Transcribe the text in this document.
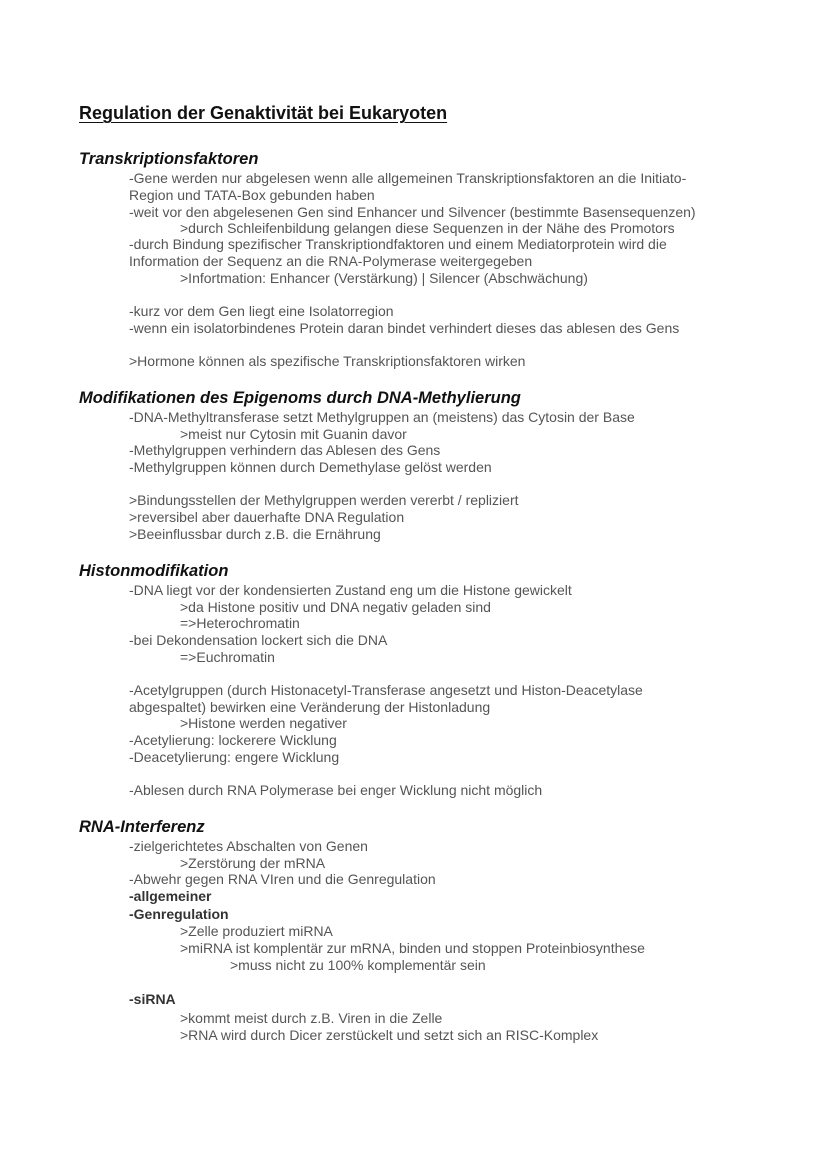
Regulation der Genaktivität bei Eukaryoten
Transkriptionsfaktoren
-Gene werden nur abgelesen wenn alle allgemeinen Transkriptionsfaktoren an die Initiato-
Region und TATA-Box gebunden haben
-weit vor den abgelesenen Gen sind Enhancer und Silvencer (bestimmte Basensequenzen)
>durch Schleifenbildung gelangen diese Sequenzen in der Nähe des Promotors
-durch Bindung spezifischer Transkriptiondfaktoren und einem Mediatorprotein wird die
Information der Sequenz an die RNA-Polymerase weitergegeben
>Infortmation: Enhancer (Verstärkung) | Silencer (Abschwächung)
-kurz vor dem Gen liegt eine Isolatorregion
-wenn ein isolatorbindenes Protein daran bindet verhindert dieses das ablesen des Gens
>Hormone können als spezifische Transkriptionsfaktoren wirken
Modifikationen des Epigenoms durch DNA-Methylierung
-DNA-Methyltransferase setzt Methylgruppen an (meistens) das Cytosin der Base
>meist nur Cytosin mit Guanin davor
-Methylgruppen verhindern das Ablesen des Gens
-Methylgruppen können durch Demethylase gelöst werden
>Bindungsstellen der Methylgruppen werden vererbt / repliziert
>reversibel aber dauerhafte DNA Regulation
>Beeinflussbar durch z.B. die Ernährung
Histonmodifikation
-DNA liegt vor der kondensierten Zustand eng um die Histone gewickelt
>da Histone positiv und DNA negativ geladen sind
=>Heterochromatin
-bei Dekondensation lockert sich die DNA
=>Euchromatin
-Acetylgruppen (durch Histonacetyl-Transferase angesetzt und Histon-Deacetylase
abgespaltet) bewirken eine Veränderung der Histonladung
>Histone werden negativer
-Acetylierung: lockerere Wicklung
-Deacetylierung: engere Wicklung
-Ablesen durch RNA Polymerase bei enger Wicklung nicht möglich
RNA-Interferenz
-zielgerichtetes Abschalten von Genen
>Zerstörung der mRNA
-Abwehr gegen RNA VIren und die Genregulation
-allgemeiner
-Genregulation
>Zelle produziert miRNA
>miRNA ist komplentär zur mRNA, binden und stoppen Proteinbiosynthese
>muss nicht zu 100% komplementär sein
-siRNA
>kommt meist durch z.B. Viren in die Zelle
>RNA wird durch Dicer zerstückelt und setzt sich an RISC-Komplex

_ _ _ _ _ _ _

Task prompt -
The response should repeat each record precisely and contain no pictures.

Response for this exercise -
Transcribe the text in this document.
Regulation der Genaktivität bei Eukaryoten
Transkriptionsfaktoren
-Gene werden nur abgelesen wenn alle allgemeinen Transkriptionsfaktoren an die Initiato-
Region und TATA-Box gebunden haben
-weit vor den abgelesenen Gen sind Enhancer und Silvencer (bestimmte Basensequenzen)
>durch Schleifenbildung gelangen diese Sequenzen in der Nähe des Promotors
-durch Bindung spezifischer Transkriptiondfaktoren und einem Mediatorprotein wird die
Information der Sequenz an die RNA-Polymerase weitergegeben
>Infortmation: Enhancer (Verstärkung) | Silencer (Abschwächung)
-kurz vor dem Gen liegt eine Isolatorregion
-wenn ein isolatorbindenes Protein daran bindet verhindert dieses das ablesen des Gens
>Hormone können als spezifische Transkriptionsfaktoren wirken
Modifikationen des Epigenoms durch DNA-Methylierung
-DNA-Methyltransferase setzt Methylgruppen an (meistens) das Cytosin der Base
>meist nur Cytosin mit Guanin davor
-Methylgruppen verhindern das Ablesen des Gens
-Methylgruppen können durch Demethylase gelöst werden
>Bindungsstellen der Methylgruppen werden vererbt / repliziert
>reversibel aber dauerhafte DNA Regulation
>Beeinflussbar durch z.B. die Ernährung
Histonmodifikation
-DNA liegt vor der kondensierten Zustand eng um die Histone gewickelt
>da Histone positiv und DNA negativ geladen sind
=>Heterochromatin
-bei Dekondensation lockert sich die DNA
=>Euchromatin
-Acetylgruppen (durch Histonacetyl-Transferase angesetzt und Histon-Deacetylase
abgespaltet) bewirken eine Veränderung der Histonladung
>Histone werden negativer
-Acetylierung: lockerere Wicklung
-Deacetylierung: engere Wicklung
-Ablesen durch RNA Polymerase bei enger Wicklung nicht möglich
RNA-Interferenz
-zielgerichtetes Abschalten von Genen
>Zerstörung der mRNA
-Abwehr gegen RNA VIren und die Genregulation
-allgemeiner
-Genregulation
>Zelle produziert miRNA
>miRNA ist komplentär zur mRNA, binden und stoppen Proteinbiosynthese
>muss nicht zu 100% komplementär sein
-siRNA
>kommt meist durch z.B. Viren in die Zelle
>RNA wird durch Dicer zerstückelt und setzt sich an RISC-Komplex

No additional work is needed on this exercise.